>> Begin SUPPLIED DATA
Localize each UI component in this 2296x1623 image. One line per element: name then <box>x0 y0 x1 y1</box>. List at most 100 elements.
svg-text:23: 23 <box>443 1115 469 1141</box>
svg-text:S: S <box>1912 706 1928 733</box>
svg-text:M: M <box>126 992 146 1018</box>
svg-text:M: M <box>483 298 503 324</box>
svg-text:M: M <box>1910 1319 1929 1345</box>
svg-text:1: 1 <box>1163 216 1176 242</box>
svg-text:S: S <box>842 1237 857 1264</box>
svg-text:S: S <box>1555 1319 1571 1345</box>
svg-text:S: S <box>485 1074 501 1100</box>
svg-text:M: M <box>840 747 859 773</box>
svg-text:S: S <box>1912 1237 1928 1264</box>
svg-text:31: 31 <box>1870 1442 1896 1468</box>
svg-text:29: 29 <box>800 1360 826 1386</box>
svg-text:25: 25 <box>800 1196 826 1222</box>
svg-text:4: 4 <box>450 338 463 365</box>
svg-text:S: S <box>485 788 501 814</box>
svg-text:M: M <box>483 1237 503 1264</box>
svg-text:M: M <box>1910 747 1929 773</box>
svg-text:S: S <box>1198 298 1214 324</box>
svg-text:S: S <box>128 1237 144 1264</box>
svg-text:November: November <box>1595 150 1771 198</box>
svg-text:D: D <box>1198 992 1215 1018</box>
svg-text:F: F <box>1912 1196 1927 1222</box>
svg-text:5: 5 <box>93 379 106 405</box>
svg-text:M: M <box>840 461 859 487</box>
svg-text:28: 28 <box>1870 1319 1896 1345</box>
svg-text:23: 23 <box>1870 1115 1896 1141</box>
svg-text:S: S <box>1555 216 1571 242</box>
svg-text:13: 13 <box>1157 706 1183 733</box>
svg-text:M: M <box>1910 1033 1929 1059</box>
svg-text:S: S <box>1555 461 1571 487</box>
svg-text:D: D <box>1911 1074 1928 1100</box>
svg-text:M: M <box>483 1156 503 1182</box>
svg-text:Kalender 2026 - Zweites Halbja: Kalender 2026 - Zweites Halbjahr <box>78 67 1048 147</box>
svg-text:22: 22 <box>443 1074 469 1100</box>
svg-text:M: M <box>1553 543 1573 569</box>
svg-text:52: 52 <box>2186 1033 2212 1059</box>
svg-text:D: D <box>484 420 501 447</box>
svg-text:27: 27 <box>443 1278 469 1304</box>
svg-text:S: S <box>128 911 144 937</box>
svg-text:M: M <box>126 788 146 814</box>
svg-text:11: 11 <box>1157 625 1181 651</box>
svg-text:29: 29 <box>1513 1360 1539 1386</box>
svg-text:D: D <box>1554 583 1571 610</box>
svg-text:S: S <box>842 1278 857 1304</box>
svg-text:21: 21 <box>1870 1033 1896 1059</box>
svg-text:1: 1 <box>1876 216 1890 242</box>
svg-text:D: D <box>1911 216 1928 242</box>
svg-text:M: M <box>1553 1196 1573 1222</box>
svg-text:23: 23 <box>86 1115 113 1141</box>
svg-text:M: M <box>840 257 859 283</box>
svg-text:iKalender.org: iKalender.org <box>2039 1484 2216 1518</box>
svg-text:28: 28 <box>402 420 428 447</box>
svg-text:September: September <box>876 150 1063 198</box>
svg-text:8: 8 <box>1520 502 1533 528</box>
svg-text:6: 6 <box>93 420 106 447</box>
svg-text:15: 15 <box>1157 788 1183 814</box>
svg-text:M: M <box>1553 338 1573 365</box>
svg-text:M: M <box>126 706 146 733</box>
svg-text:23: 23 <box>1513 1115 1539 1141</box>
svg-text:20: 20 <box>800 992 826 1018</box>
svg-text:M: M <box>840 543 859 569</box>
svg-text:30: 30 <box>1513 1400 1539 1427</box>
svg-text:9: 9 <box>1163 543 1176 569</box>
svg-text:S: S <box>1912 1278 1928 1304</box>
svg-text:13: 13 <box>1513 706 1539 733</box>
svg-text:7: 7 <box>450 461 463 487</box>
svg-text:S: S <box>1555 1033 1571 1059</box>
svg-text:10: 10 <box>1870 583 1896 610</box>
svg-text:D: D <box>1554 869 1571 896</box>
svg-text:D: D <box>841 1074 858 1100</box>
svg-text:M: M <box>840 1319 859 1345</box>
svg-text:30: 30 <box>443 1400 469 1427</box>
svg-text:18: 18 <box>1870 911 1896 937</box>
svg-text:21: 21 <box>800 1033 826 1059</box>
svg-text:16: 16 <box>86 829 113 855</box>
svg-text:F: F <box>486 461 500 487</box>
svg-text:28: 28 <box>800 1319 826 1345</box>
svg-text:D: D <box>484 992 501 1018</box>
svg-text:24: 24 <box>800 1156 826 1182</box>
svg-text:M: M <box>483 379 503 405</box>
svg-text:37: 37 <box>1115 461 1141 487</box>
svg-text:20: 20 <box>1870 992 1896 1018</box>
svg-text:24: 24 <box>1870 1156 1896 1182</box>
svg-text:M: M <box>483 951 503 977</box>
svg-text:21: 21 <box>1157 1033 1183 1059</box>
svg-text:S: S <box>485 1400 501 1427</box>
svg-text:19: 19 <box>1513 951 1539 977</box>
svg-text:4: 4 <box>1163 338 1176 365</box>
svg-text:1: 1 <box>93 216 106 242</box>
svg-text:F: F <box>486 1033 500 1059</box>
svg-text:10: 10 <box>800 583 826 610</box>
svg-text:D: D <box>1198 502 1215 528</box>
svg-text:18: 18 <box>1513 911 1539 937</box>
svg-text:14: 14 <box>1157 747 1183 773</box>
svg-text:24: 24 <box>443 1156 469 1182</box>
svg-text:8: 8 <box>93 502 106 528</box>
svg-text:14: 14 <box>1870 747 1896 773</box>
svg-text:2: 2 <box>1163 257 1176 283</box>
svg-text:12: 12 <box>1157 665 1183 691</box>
>> End SUPPLIED DATA
Reproduce all of the material above word for word, keeping every line unchanged.

Localize each UI component in this 2296x1623 image. One line per element: name then <box>x0 y0 x1 y1</box>. List at most 100 elements.
svg-text:23: 23 <box>443 1115 469 1141</box>
svg-text:S: S <box>1912 706 1928 733</box>
svg-text:M: M <box>126 992 146 1018</box>
svg-text:M: M <box>483 298 503 324</box>
svg-text:M: M <box>1910 1319 1929 1345</box>
svg-text:1: 1 <box>1163 216 1176 242</box>
svg-text:S: S <box>842 1237 857 1264</box>
svg-text:S: S <box>1555 1319 1571 1345</box>
svg-text:S: S <box>485 1074 501 1100</box>
svg-text:M: M <box>840 747 859 773</box>
svg-text:S: S <box>1912 1237 1928 1264</box>
svg-text:31: 31 <box>1870 1442 1896 1468</box>
svg-text:29: 29 <box>800 1360 826 1386</box>
svg-text:25: 25 <box>800 1196 826 1222</box>
svg-text:4: 4 <box>450 338 463 365</box>
svg-text:S: S <box>485 788 501 814</box>
svg-text:M: M <box>483 1237 503 1264</box>
svg-text:M: M <box>1910 747 1929 773</box>
svg-text:S: S <box>1198 298 1214 324</box>
svg-text:S: S <box>128 1237 144 1264</box>
svg-text:November: November <box>1595 150 1771 198</box>
svg-text:D: D <box>1198 992 1215 1018</box>
svg-text:F: F <box>1912 1196 1927 1222</box>
svg-text:5: 5 <box>93 379 106 405</box>
svg-text:M: M <box>840 461 859 487</box>
svg-text:28: 28 <box>1870 1319 1896 1345</box>
svg-text:23: 23 <box>1870 1115 1896 1141</box>
svg-text:S: S <box>1555 216 1571 242</box>
svg-text:13: 13 <box>1157 706 1183 733</box>
svg-text:M: M <box>1910 1033 1929 1059</box>
svg-text:S: S <box>1555 461 1571 487</box>
svg-text:D: D <box>1911 1074 1928 1100</box>
svg-text:M: M <box>483 1156 503 1182</box>
svg-text:Kalender 2026 - Zweites Halbja: Kalender 2026 - Zweites Halbjahr <box>78 67 1048 147</box>
svg-text:22: 22 <box>443 1074 469 1100</box>
svg-text:M: M <box>1553 543 1573 569</box>
svg-text:52: 52 <box>2186 1033 2212 1059</box>
svg-text:D: D <box>484 420 501 447</box>
svg-text:27: 27 <box>443 1278 469 1304</box>
svg-text:S: S <box>128 911 144 937</box>
svg-text:M: M <box>126 788 146 814</box>
svg-text:11: 11 <box>1157 625 1181 651</box>
svg-text:29: 29 <box>1513 1360 1539 1386</box>
svg-text:D: D <box>1554 583 1571 610</box>
svg-text:S: S <box>842 1278 857 1304</box>
svg-text:21: 21 <box>1870 1033 1896 1059</box>
svg-text:1: 1 <box>1876 216 1890 242</box>
svg-text:D: D <box>1911 216 1928 242</box>
svg-text:M: M <box>1553 1196 1573 1222</box>
svg-text:23: 23 <box>86 1115 113 1141</box>
svg-text:M: M <box>840 257 859 283</box>
svg-text:iKalender.org: iKalender.org <box>2039 1484 2216 1518</box>
svg-text:28: 28 <box>402 420 428 447</box>
svg-text:September: September <box>876 150 1063 198</box>
svg-text:8: 8 <box>1520 502 1533 528</box>
svg-text:6: 6 <box>93 420 106 447</box>
svg-text:15: 15 <box>1157 788 1183 814</box>
svg-text:M: M <box>1553 338 1573 365</box>
svg-text:M: M <box>126 706 146 733</box>
svg-text:23: 23 <box>1513 1115 1539 1141</box>
svg-text:20: 20 <box>800 992 826 1018</box>
svg-text:M: M <box>840 543 859 569</box>
svg-text:30: 30 <box>1513 1400 1539 1427</box>
svg-text:9: 9 <box>1163 543 1176 569</box>
svg-text:S: S <box>1912 1278 1928 1304</box>
svg-text:13: 13 <box>1513 706 1539 733</box>
svg-text:7: 7 <box>450 461 463 487</box>
svg-text:S: S <box>1555 1033 1571 1059</box>
svg-text:10: 10 <box>1870 583 1896 610</box>
svg-text:D: D <box>1554 869 1571 896</box>
svg-text:D: D <box>841 1074 858 1100</box>
svg-text:M: M <box>840 1319 859 1345</box>
svg-text:30: 30 <box>443 1400 469 1427</box>
svg-text:18: 18 <box>1870 911 1896 937</box>
svg-text:21: 21 <box>800 1033 826 1059</box>
svg-text:16: 16 <box>86 829 113 855</box>
svg-text:F: F <box>486 461 500 487</box>
svg-text:28: 28 <box>800 1319 826 1345</box>
svg-text:D: D <box>484 992 501 1018</box>
svg-text:24: 24 <box>800 1156 826 1182</box>
svg-text:M: M <box>483 379 503 405</box>
svg-text:37: 37 <box>1115 461 1141 487</box>
svg-text:20: 20 <box>1870 992 1896 1018</box>
svg-text:24: 24 <box>1870 1156 1896 1182</box>
svg-text:M: M <box>483 951 503 977</box>
svg-text:21: 21 <box>1157 1033 1183 1059</box>
svg-text:S: S <box>485 1400 501 1427</box>
svg-text:19: 19 <box>1513 951 1539 977</box>
svg-text:4: 4 <box>1163 338 1176 365</box>
svg-text:1: 1 <box>93 216 106 242</box>
svg-text:F: F <box>486 1033 500 1059</box>
svg-text:10: 10 <box>800 583 826 610</box>
svg-text:D: D <box>1198 502 1215 528</box>
svg-text:18: 18 <box>1513 911 1539 937</box>
svg-text:14: 14 <box>1157 747 1183 773</box>
svg-text:24: 24 <box>443 1156 469 1182</box>
svg-text:8: 8 <box>93 502 106 528</box>
svg-text:14: 14 <box>1870 747 1896 773</box>
svg-text:2: 2 <box>1163 257 1176 283</box>
svg-text:12: 12 <box>1157 665 1183 691</box>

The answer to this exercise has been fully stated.